Data for this task.
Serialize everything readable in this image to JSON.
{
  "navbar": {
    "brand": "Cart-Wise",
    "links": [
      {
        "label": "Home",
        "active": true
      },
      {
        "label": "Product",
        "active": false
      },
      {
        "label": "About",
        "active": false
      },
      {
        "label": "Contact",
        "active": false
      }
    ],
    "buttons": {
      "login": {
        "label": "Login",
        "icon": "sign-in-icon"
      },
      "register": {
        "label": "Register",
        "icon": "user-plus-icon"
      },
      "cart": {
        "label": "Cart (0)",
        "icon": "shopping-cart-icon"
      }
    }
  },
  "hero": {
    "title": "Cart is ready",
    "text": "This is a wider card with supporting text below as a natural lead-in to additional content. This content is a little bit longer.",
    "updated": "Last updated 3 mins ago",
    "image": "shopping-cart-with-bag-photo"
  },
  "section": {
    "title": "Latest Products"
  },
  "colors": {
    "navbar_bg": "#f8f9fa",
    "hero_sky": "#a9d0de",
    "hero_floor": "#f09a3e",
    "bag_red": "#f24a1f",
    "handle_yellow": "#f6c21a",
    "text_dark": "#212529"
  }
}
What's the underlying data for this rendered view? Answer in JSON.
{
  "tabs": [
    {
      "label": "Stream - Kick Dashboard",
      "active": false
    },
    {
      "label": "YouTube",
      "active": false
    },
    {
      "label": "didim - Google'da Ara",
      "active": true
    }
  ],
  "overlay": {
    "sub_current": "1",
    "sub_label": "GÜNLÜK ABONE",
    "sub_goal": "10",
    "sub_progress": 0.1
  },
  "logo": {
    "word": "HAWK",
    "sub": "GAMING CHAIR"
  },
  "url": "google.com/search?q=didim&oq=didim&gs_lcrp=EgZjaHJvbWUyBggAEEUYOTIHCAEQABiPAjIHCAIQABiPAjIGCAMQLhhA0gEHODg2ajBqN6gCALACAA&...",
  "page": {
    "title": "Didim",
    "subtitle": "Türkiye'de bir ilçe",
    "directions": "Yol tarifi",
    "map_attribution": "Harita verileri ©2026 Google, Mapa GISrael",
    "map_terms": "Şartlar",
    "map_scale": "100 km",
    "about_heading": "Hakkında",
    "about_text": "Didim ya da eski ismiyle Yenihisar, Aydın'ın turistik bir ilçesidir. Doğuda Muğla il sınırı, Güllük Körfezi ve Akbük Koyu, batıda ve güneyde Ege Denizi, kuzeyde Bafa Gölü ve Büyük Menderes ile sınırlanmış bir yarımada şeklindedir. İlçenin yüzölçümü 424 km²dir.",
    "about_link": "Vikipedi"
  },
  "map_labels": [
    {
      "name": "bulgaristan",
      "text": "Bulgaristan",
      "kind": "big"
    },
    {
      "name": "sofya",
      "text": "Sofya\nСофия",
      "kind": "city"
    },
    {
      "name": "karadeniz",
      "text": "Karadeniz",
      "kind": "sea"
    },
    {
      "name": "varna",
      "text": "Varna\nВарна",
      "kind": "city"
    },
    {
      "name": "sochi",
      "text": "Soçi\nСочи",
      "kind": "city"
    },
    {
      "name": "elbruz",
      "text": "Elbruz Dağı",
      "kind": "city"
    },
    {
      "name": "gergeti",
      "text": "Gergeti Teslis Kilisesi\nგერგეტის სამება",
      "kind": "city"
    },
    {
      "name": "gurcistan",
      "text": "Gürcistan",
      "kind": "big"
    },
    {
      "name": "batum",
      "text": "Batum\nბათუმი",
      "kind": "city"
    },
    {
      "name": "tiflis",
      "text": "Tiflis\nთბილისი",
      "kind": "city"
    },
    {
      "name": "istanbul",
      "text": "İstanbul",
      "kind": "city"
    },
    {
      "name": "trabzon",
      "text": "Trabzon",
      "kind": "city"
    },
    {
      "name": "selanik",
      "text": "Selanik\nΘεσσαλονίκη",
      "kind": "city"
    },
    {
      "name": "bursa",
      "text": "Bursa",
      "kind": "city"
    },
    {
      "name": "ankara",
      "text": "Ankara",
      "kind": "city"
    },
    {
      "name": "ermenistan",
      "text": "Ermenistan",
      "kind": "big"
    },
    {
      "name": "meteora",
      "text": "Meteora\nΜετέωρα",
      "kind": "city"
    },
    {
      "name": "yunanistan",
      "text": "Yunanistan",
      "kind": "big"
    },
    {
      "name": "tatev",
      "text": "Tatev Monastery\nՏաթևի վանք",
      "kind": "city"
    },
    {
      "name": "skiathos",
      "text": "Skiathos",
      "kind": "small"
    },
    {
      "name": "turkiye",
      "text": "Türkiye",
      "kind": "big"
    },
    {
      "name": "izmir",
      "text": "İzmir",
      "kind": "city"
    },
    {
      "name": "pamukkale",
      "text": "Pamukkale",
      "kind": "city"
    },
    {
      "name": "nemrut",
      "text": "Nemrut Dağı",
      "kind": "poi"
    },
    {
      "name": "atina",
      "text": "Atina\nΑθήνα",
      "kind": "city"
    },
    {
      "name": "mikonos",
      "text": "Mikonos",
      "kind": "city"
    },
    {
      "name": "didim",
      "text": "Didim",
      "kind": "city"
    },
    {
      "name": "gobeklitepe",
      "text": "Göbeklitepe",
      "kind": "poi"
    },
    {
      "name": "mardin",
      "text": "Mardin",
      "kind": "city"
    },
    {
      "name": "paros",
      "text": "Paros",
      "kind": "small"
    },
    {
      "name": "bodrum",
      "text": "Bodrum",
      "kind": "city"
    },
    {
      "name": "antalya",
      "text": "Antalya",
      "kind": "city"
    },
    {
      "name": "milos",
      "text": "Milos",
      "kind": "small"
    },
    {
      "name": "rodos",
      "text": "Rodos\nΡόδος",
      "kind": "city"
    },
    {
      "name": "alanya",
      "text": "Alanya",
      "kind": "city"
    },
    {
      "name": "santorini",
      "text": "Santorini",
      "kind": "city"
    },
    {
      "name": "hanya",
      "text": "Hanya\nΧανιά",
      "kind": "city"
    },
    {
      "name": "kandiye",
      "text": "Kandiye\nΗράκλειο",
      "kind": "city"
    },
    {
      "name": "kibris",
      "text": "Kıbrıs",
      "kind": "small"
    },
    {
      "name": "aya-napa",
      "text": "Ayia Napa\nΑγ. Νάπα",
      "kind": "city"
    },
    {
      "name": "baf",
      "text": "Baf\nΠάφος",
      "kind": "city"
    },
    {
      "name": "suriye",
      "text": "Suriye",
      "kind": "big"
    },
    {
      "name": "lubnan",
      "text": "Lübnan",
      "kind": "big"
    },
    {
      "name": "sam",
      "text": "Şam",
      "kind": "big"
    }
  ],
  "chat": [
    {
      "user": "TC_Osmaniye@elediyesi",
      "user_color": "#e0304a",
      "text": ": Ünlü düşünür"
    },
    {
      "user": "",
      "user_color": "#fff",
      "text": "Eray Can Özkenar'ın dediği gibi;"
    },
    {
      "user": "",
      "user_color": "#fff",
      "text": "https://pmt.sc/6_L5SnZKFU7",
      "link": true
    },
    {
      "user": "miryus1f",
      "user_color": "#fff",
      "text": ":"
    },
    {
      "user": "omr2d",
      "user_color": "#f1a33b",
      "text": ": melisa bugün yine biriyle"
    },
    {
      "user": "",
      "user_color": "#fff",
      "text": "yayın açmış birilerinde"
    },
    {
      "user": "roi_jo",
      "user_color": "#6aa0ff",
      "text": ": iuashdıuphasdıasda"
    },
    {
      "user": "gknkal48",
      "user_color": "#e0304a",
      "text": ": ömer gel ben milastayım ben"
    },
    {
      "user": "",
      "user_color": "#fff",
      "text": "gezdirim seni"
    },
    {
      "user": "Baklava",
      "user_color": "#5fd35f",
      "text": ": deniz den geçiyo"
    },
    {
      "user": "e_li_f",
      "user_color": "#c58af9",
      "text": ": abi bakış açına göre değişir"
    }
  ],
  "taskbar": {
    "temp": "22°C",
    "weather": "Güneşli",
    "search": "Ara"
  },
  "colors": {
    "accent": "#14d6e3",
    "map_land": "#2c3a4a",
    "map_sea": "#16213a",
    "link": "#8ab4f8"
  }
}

Set task. Filter the records above for "with" and copy every matching line.

Task output.
    "text": "This is a wider card with supporting text below as a natural lead-in to additional content. This content is a little bit longer.",
    "image": "shopping-cart-with-bag-photo"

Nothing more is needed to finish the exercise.